<<<<

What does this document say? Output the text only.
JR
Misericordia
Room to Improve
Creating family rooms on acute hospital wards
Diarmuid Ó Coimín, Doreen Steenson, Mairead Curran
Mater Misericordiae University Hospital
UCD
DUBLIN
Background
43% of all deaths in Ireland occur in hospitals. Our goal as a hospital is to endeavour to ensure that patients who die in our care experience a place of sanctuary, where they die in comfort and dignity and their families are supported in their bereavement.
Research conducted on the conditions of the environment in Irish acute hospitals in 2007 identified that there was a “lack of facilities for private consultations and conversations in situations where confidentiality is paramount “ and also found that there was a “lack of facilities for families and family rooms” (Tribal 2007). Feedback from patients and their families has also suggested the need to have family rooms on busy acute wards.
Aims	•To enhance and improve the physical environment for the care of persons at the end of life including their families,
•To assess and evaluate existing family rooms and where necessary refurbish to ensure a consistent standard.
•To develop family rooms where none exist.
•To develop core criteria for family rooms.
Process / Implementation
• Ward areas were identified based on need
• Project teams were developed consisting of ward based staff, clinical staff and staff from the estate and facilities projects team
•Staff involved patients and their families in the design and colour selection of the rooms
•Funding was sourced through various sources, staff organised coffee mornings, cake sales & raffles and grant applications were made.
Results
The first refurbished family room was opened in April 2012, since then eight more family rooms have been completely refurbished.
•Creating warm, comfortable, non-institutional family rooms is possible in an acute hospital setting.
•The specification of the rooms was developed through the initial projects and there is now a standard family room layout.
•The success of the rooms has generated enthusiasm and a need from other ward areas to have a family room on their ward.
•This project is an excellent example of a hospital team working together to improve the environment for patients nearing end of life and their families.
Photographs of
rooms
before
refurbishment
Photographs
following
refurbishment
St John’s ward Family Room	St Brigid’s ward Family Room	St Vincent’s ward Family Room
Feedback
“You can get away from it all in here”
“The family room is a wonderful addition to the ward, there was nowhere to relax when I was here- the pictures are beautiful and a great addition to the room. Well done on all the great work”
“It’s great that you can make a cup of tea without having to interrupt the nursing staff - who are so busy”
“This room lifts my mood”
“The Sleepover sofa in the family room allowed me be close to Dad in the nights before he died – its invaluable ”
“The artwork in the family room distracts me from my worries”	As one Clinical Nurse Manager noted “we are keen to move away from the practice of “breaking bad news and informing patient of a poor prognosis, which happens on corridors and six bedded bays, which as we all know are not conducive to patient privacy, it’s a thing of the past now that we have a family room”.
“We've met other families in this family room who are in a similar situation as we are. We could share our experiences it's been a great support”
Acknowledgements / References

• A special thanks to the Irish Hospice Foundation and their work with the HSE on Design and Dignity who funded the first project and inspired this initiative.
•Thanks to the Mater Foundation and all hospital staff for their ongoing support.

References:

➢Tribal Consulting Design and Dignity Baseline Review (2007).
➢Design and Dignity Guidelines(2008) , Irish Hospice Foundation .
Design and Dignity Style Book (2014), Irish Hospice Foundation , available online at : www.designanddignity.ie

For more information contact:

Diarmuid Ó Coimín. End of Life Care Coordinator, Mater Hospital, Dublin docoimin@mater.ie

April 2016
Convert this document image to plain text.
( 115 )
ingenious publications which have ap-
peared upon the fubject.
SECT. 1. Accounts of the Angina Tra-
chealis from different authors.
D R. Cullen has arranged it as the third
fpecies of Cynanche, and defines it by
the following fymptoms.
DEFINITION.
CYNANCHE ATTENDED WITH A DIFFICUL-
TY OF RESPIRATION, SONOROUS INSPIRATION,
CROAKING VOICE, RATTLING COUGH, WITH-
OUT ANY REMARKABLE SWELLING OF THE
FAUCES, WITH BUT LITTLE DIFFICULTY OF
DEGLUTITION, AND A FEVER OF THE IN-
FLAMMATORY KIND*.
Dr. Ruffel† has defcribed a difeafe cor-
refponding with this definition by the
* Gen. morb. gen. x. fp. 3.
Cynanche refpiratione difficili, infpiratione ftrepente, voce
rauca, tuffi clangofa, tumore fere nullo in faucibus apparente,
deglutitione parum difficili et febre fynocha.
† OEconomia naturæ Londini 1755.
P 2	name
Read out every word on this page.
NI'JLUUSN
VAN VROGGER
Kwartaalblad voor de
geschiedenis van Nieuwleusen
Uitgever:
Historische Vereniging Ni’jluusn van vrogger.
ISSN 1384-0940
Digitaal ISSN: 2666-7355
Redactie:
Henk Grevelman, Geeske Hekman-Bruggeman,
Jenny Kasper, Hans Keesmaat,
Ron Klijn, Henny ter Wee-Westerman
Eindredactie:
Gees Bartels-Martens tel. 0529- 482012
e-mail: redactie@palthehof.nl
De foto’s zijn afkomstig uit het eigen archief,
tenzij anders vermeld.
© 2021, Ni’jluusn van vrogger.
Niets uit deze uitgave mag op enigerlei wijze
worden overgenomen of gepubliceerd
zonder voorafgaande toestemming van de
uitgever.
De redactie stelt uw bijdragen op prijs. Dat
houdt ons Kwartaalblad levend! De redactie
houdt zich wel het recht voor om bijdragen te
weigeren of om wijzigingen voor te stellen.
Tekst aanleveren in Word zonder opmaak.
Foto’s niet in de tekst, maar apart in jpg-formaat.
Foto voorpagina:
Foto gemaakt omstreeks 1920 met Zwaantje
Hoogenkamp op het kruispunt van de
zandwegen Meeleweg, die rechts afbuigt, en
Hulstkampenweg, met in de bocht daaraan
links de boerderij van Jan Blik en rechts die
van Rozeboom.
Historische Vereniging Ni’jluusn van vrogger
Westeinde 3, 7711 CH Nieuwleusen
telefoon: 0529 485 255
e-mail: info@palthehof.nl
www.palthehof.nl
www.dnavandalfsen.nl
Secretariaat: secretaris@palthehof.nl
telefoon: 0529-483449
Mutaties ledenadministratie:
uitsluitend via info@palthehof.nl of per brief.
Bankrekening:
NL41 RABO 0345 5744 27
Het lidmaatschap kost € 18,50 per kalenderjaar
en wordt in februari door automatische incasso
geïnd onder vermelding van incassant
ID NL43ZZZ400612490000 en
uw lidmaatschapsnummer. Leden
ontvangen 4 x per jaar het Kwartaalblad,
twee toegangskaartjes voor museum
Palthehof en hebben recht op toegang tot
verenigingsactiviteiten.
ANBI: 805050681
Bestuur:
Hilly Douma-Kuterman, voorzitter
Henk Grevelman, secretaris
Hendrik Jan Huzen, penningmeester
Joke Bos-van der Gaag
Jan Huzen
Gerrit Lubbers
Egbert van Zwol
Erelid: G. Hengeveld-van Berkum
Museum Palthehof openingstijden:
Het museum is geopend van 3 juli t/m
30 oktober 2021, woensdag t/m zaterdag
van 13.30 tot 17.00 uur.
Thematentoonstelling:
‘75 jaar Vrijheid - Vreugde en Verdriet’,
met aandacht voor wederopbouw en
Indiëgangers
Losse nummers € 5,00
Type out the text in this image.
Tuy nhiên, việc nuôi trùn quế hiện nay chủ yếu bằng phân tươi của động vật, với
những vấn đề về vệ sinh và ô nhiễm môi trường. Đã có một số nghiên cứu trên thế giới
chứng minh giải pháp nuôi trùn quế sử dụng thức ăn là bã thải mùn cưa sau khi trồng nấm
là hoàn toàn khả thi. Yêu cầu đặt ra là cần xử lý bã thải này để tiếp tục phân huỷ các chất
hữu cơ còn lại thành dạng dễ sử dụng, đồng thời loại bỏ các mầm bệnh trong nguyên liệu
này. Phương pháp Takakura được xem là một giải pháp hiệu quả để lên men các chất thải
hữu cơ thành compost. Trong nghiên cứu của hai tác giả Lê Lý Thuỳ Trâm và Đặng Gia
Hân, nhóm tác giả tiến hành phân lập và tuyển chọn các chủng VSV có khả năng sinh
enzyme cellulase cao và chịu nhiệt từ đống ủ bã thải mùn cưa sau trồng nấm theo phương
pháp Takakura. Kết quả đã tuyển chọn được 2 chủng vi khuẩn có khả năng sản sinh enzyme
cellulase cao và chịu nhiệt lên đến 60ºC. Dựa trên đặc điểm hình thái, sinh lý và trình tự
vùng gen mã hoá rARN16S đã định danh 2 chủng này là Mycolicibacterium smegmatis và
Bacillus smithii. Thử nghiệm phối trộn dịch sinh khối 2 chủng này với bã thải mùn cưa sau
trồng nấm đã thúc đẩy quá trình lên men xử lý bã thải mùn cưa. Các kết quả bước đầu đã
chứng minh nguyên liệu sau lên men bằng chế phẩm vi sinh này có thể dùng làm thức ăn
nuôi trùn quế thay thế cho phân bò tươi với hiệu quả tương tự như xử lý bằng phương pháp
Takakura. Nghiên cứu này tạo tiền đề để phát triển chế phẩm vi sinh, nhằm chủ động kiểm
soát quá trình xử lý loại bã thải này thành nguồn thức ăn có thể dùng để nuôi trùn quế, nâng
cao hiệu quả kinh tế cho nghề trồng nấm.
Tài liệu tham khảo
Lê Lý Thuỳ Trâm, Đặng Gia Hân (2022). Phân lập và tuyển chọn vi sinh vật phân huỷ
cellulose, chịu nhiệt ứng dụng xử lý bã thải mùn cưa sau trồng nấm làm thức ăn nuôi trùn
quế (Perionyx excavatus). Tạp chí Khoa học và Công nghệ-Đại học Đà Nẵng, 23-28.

>>>>

■ Your assignment ■
Look through the entries above and copy each line that has "chủng" in it.

■ Exercise output ■
Hân, nhóm tác giả tiến hành phân lập và tuyển chọn các chủng VSV có khả năng sinh
pháp Takakura. Kết quả đã tuyển chọn được 2 chủng vi khuẩn có khả năng sản sinh enzyme
vùng gen mã hoá rARN16S đã định danh 2 chủng này là Mycolicibacterium smegmatis và
Bacillus smithii. Thử nghiệm phối trộn dịch sinh khối 2 chủng này với bã thải mùn cưa sau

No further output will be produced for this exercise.